==== DATA ====

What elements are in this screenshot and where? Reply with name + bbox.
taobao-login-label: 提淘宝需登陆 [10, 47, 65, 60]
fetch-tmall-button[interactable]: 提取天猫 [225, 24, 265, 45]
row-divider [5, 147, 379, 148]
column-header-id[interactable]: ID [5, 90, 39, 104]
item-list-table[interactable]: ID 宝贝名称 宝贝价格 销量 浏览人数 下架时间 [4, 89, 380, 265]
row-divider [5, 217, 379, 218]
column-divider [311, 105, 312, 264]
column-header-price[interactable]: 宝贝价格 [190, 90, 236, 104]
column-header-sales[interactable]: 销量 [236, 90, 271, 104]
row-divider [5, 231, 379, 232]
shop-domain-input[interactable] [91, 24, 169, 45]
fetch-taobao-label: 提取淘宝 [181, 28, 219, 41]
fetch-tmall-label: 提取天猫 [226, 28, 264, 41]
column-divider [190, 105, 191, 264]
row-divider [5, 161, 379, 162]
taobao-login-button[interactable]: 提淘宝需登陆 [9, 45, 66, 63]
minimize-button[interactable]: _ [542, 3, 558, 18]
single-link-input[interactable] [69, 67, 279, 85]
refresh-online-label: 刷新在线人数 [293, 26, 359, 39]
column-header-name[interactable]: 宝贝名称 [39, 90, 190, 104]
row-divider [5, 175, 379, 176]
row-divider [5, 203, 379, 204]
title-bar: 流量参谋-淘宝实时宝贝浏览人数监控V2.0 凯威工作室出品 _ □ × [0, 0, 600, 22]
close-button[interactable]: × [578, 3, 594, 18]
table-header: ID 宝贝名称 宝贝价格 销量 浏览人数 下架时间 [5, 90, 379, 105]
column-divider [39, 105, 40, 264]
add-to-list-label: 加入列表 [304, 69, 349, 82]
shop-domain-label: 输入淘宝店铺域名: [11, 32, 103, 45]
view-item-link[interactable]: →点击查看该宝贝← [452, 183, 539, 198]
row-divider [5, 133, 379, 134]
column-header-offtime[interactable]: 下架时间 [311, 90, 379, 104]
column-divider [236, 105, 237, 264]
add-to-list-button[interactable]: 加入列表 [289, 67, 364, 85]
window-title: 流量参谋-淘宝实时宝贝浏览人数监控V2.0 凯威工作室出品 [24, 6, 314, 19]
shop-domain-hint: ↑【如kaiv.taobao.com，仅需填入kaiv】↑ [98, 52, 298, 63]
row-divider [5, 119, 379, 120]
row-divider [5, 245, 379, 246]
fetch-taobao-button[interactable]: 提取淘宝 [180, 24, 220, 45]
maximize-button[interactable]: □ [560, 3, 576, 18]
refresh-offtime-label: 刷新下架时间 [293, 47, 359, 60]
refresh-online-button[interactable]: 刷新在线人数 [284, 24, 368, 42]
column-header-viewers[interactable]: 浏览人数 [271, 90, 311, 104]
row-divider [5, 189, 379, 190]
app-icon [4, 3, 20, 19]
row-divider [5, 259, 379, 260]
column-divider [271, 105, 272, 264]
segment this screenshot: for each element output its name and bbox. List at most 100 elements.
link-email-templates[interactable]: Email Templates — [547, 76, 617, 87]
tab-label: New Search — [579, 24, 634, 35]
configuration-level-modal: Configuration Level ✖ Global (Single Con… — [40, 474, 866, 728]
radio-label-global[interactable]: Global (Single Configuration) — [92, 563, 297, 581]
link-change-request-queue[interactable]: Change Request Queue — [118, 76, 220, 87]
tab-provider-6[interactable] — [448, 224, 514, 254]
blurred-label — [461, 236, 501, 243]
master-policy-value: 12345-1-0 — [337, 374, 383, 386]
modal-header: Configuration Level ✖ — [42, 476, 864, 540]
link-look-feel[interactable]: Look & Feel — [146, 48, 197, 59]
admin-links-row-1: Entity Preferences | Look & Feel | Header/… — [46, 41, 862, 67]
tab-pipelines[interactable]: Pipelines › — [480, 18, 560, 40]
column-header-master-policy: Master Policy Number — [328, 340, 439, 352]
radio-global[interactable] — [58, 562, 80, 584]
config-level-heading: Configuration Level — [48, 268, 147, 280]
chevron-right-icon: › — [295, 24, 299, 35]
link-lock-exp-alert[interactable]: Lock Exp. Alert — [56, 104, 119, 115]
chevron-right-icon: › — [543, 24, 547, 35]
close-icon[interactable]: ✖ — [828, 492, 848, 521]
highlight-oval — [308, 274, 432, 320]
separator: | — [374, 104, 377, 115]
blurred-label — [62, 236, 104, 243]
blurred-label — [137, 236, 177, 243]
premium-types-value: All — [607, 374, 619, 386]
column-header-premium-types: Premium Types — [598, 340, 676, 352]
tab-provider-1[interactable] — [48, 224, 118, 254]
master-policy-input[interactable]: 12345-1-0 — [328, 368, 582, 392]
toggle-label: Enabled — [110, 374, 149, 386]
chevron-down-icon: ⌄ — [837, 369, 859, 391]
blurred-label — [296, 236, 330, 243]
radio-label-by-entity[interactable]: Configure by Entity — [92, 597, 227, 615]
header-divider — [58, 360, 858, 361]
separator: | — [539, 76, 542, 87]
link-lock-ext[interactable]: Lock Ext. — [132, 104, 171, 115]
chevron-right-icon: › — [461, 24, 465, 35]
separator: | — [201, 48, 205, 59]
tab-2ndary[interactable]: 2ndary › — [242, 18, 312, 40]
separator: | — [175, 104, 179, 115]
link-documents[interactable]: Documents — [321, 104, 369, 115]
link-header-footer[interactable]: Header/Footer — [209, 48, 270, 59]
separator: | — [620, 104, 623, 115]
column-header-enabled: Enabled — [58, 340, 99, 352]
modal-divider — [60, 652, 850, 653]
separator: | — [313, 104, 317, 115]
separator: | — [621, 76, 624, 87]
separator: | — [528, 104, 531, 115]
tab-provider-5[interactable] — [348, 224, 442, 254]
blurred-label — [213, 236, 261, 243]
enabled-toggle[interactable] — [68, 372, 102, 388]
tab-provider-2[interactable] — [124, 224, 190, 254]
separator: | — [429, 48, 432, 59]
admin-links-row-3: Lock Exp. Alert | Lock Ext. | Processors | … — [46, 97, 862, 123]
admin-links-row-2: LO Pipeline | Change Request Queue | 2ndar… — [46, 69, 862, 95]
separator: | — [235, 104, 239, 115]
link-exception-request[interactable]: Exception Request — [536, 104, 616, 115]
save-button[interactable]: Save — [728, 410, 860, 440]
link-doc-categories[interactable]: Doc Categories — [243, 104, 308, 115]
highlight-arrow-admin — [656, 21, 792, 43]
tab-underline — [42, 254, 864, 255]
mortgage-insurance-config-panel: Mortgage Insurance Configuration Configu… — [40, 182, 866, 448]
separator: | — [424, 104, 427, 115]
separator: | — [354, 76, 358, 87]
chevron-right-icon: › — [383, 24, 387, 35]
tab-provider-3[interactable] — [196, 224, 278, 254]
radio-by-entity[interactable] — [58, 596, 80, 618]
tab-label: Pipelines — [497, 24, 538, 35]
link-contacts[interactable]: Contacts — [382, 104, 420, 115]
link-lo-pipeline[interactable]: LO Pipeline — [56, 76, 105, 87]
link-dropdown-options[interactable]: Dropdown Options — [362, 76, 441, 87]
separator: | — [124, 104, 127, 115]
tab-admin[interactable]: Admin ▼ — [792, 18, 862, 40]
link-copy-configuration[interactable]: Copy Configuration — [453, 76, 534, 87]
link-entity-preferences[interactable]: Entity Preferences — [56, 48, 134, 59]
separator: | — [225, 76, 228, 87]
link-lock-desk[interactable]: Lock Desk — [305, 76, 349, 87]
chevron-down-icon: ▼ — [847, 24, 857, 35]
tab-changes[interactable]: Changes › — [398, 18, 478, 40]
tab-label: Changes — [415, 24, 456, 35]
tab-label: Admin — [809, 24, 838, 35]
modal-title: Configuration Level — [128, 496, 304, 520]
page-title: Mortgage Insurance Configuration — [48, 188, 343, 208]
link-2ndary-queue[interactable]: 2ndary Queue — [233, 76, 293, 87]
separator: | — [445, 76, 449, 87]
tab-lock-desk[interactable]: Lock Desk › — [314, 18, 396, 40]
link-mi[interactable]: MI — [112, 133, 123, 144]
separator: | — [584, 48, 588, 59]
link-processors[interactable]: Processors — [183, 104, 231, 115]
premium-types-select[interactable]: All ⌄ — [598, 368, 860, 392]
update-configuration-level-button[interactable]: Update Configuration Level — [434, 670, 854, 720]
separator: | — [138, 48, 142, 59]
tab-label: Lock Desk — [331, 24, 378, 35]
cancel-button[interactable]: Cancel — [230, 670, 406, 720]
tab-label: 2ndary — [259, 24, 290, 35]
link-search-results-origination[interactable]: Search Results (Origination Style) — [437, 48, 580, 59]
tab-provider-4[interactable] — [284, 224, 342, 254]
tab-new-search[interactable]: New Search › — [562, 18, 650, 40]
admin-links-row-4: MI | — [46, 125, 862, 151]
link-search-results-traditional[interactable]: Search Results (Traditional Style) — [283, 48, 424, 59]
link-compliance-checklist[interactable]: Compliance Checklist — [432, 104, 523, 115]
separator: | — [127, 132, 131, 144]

====

* [YOUR OBJECTIVE]
Please work out how many lines of the listing above contain the string "policy", and give only that number.

* [COMPLETED EXERCISE]
3